-- Aim of the task --
Tally the lines of the listing that contain the word "Glutaric", then give the total and nothing else.

-- Records excerpted from a collection --
- - - - - - -
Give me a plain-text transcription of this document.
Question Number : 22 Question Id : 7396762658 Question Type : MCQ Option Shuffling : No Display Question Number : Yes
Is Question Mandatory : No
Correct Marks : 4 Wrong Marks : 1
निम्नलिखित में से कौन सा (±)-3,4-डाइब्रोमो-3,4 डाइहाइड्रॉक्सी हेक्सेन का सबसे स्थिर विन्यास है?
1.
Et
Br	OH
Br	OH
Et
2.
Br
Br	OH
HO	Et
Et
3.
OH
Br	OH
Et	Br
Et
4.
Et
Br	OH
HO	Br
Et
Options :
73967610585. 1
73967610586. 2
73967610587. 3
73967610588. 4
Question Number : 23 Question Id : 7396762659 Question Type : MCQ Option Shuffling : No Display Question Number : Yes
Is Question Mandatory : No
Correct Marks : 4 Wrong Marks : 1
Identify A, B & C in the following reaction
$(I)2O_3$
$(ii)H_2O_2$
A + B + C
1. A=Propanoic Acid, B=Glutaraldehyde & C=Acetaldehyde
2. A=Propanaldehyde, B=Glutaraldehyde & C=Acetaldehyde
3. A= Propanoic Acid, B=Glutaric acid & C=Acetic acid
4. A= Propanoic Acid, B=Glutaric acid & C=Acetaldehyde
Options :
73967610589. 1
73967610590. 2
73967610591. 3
- - - - - - -
-- Exercise result --
2